Work instructions -
Please print every record below exactly as it appears.
* BEGIN Records for this task *
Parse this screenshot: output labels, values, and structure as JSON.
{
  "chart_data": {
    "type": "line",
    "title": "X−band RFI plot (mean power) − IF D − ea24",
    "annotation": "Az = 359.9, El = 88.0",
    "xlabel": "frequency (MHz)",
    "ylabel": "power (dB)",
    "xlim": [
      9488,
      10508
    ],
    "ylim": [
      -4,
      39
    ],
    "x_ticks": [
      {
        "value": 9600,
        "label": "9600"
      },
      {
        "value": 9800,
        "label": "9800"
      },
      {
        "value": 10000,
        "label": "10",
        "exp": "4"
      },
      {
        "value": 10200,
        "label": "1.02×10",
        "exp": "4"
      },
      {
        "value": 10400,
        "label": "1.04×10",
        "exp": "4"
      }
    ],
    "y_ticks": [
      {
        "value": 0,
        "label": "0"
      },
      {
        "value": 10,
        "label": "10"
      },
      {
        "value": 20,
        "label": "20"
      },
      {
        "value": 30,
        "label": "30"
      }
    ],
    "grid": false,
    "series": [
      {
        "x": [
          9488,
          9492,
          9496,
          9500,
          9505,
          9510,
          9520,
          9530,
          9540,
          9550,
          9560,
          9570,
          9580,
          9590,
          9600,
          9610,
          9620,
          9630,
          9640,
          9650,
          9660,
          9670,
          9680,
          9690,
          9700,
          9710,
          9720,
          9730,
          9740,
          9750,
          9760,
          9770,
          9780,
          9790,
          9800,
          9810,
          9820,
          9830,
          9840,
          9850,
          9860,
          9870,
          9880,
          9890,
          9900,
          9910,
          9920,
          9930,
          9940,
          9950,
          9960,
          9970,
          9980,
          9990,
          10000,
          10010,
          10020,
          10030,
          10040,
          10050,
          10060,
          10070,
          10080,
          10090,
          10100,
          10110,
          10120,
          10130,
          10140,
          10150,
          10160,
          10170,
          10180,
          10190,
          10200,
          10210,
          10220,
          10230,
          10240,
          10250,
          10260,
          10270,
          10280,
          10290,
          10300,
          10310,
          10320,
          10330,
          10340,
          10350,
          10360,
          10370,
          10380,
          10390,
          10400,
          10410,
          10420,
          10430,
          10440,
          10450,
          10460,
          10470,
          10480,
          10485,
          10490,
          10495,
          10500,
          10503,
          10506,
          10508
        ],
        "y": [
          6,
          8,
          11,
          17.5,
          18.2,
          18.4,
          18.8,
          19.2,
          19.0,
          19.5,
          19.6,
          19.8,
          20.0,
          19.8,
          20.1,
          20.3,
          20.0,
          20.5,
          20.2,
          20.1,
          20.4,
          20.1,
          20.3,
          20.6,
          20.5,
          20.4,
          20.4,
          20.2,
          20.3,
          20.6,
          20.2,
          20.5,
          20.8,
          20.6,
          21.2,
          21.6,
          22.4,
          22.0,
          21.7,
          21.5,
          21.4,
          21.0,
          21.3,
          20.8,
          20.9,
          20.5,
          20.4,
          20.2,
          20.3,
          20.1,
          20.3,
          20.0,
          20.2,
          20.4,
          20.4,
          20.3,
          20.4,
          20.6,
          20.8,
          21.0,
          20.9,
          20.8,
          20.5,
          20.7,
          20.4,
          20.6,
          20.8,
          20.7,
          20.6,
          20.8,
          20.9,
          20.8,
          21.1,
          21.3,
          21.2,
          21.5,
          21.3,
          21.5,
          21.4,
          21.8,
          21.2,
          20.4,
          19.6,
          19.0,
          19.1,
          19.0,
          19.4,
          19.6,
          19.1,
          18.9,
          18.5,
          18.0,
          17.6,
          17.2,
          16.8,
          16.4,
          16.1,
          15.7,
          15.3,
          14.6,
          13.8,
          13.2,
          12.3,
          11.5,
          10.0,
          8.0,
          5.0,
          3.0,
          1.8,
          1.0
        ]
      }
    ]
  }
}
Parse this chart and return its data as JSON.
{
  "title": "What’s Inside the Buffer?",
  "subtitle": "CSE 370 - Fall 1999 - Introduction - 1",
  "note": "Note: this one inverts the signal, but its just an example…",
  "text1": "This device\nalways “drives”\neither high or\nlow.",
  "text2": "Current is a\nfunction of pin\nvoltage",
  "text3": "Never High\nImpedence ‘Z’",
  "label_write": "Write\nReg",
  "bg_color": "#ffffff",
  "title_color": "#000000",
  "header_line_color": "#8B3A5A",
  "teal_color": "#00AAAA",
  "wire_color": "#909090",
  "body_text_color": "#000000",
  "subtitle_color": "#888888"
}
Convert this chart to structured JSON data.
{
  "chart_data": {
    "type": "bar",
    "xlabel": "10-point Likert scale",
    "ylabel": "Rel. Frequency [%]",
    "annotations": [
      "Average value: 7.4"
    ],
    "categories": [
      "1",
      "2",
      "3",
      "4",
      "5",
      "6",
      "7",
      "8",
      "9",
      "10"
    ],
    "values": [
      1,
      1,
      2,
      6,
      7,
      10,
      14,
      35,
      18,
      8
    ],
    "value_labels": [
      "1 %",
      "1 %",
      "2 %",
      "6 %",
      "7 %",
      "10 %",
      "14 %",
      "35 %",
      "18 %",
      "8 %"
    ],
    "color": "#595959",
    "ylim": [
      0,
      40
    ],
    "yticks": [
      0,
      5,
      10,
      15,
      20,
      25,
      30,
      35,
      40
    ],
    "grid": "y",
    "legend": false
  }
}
* END Records for this task *
Final result -
Parse this screenshot: output labels, values, and structure as JSON.
{
  "chart_data": {
    "type": "line",
    "title": "X−band RFI plot (mean power) − IF D − ea24",
    "annotation": "Az = 359.9, El = 88.0",
    "xlabel": "frequency (MHz)",
    "ylabel": "power (dB)",
    "xlim": [
      9488,
      10508
    ],
    "ylim": [
      -4,
      39
    ],
    "x_ticks": [
      {
        "value": 9600,
        "label": "9600"
      },
      {
        "value": 9800,
        "label": "9800"
      },
      {
        "value": 10000,
        "label": "10",
        "exp": "4"
      },
      {
        "value": 10200,
        "label": "1.02×10",
        "exp": "4"
      },
      {
        "value": 10400,
        "label": "1.04×10",
        "exp": "4"
      }
    ],
    "y_ticks": [
      {
        "value": 0,
        "label": "0"
      },
      {
        "value": 10,
        "label": "10"
      },
      {
        "value": 20,
        "label": "20"
      },
      {
        "value": 30,
        "label": "30"
      }
    ],
    "grid": false,
    "series": [
      {
        "x": [
          9488,
          9492,
          9496,
          9500,
          9505,
          9510,
          9520,
          9530,
          9540,
          9550,
          9560,
          9570,
          9580,
          9590,
          9600,
          9610,
          9620,
          9630,
          9640,
          9650,
          9660,
          9670,
          9680,
          9690,
          9700,
          9710,
          9720,
          9730,
          9740,
          9750,
          9760,
          9770,
          9780,
          9790,
          9800,
          9810,
          9820,
          9830,
          9840,
          9850,
          9860,
          9870,
          9880,
          9890,
          9900,
          9910,
          9920,
          9930,
          9940,
          9950,
          9960,
          9970,
          9980,
          9990,
          10000,
          10010,
          10020,
          10030,
          10040,
          10050,
          10060,
          10070,
          10080,
          10090,
          10100,
          10110,
          10120,
          10130,
          10140,
          10150,
          10160,
          10170,
          10180,
          10190,
          10200,
          10210,
          10220,
          10230,
          10240,
          10250,
          10260,
          10270,
          10280,
          10290,
          10300,
          10310,
          10320,
          10330,
          10340,
          10350,
          10360,
          10370,
          10380,
          10390,
          10400,
          10410,
          10420,
          10430,
          10440,
          10450,
          10460,
          10470,
          10480,
          10485,
          10490,
          10495,
          10500,
          10503,
          10506,
          10508
        ],
        "y": [
          6,
          8,
          11,
          17.5,
          18.2,
          18.4,
          18.8,
          19.2,
          19.0,
          19.5,
          19.6,
          19.8,
          20.0,
          19.8,
          20.1,
          20.3,
          20.0,
          20.5,
          20.2,
          20.1,
          20.4,
          20.1,
          20.3,
          20.6,
          20.5,
          20.4,
          20.4,
          20.2,
          20.3,
          20.6,
          20.2,
          20.5,
          20.8,
          20.6,
          21.2,
          21.6,
          22.4,
          22.0,
          21.7,
          21.5,
          21.4,
          21.0,
          21.3,
          20.8,
          20.9,
          20.5,
          20.4,
          20.2,
          20.3,
          20.1,
          20.3,
          20.0,
          20.2,
          20.4,
          20.4,
          20.3,
          20.4,
          20.6,
          20.8,
          21.0,
          20.9,
          20.8,
          20.5,
          20.7,
          20.4,
          20.6,
          20.8,
          20.7,
          20.6,
          20.8,
          20.9,
          20.8,
          21.1,
          21.3,
          21.2,
          21.5,
          21.3,
          21.5,
          21.4,
          21.8,
          21.2,
          20.4,
          19.6,
          19.0,
          19.1,
          19.0,
          19.4,
          19.6,
          19.1,
          18.9,
          18.5,
          18.0,
          17.6,
          17.2,
          16.8,
          16.4,
          16.1,
          15.7,
          15.3,
          14.6,
          13.8,
          13.2,
          12.3,
          11.5,
          10.0,
          8.0,
          5.0,
          3.0,
          1.8,
          1.0
        ]
      }
    ]
  }
}
Parse this chart and return its data as JSON.
{
  "title": "What’s Inside the Buffer?",
  "subtitle": "CSE 370 - Fall 1999 - Introduction - 1",
  "note": "Note: this one inverts the signal, but its just an example…",
  "text1": "This device\nalways “drives”\neither high or\nlow.",
  "text2": "Current is a\nfunction of pin\nvoltage",
  "text3": "Never High\nImpedence ‘Z’",
  "label_write": "Write\nReg",
  "bg_color": "#ffffff",
  "title_color": "#000000",
  "header_line_color": "#8B3A5A",
  "teal_color": "#00AAAA",
  "wire_color": "#909090",
  "body_text_color": "#000000",
  "subtitle_color": "#888888"
}
Convert this chart to structured JSON data.
{
  "chart_data": {
    "type": "bar",
    "xlabel": "10-point Likert scale",
    "ylabel": "Rel. Frequency [%]",
    "annotations": [
      "Average value: 7.4"
    ],
    "categories": [
      "1",
      "2",
      "3",
      "4",
      "5",
      "6",
      "7",
      "8",
      "9",
      "10"
    ],
    "values": [
      1,
      1,
      2,
      6,
      7,
      10,
      14,
      35,
      18,
      8
    ],
    "value_labels": [
      "1 %",
      "1 %",
      "2 %",
      "6 %",
      "7 %",
      "10 %",
      "14 %",
      "35 %",
      "18 %",
      "8 %"
    ],
    "color": "#595959",
    "ylim": [
      0,
      40
    ],
    "yticks": [
      0,
      5,
      10,
      15,
      20,
      25,
      30,
      35,
      40
    ],
    "grid": "y",
    "legend": false
  }
}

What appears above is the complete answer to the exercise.